● **CHALLENGE**: Check every line below for the string "text", and copy the lines that contain it.

=== DATA ===

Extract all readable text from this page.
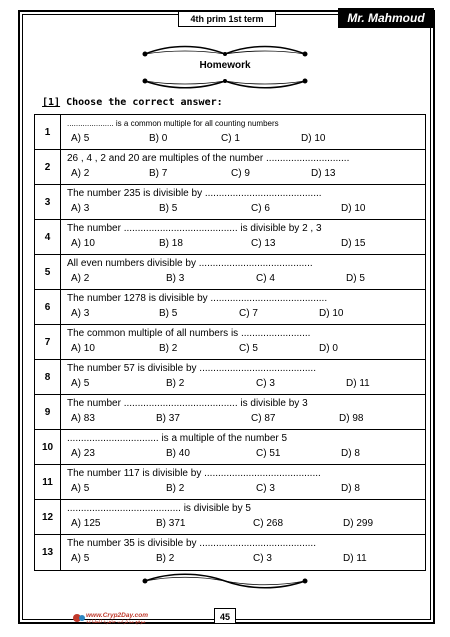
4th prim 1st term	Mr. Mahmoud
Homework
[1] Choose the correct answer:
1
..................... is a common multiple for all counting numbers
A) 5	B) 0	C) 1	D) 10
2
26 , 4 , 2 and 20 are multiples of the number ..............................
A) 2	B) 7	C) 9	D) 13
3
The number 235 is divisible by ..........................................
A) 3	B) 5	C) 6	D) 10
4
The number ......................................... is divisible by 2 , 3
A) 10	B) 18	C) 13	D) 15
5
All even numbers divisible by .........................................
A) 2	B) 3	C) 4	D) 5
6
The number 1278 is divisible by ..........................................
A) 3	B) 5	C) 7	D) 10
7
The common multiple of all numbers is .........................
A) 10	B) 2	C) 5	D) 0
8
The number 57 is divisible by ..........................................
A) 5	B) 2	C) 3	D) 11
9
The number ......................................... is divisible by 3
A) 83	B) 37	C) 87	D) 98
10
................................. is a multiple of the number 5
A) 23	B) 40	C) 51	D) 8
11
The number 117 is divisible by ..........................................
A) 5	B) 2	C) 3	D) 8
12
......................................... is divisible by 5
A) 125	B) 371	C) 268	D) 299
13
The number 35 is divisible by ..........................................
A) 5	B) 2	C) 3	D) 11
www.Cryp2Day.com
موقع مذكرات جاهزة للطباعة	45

===
=== DATA ===

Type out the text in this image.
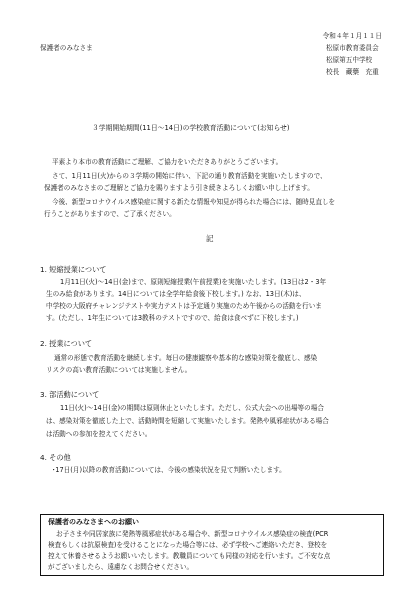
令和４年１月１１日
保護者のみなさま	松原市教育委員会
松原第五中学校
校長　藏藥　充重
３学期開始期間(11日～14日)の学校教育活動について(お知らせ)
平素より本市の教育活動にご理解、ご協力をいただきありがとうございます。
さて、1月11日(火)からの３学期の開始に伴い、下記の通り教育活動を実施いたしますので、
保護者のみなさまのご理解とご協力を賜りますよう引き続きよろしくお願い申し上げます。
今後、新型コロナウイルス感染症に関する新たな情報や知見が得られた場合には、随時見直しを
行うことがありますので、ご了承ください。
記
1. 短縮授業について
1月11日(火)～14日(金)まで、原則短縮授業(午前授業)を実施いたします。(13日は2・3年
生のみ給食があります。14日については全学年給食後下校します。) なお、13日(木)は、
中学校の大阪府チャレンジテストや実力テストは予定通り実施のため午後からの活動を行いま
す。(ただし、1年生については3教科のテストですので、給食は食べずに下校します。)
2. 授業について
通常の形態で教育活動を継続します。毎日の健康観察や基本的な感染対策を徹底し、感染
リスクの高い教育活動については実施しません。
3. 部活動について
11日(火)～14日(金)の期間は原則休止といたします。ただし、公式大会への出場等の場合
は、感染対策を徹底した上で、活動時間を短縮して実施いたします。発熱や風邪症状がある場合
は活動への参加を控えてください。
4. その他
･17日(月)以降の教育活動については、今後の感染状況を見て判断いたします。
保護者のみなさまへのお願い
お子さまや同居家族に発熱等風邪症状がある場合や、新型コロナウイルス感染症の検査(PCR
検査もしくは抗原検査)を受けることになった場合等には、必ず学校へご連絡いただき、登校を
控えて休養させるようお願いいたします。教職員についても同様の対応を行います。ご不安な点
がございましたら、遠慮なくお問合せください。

===

● **WRITTEN SOLUTION**:
Extract all readable text from this page.
Type out the text in this image.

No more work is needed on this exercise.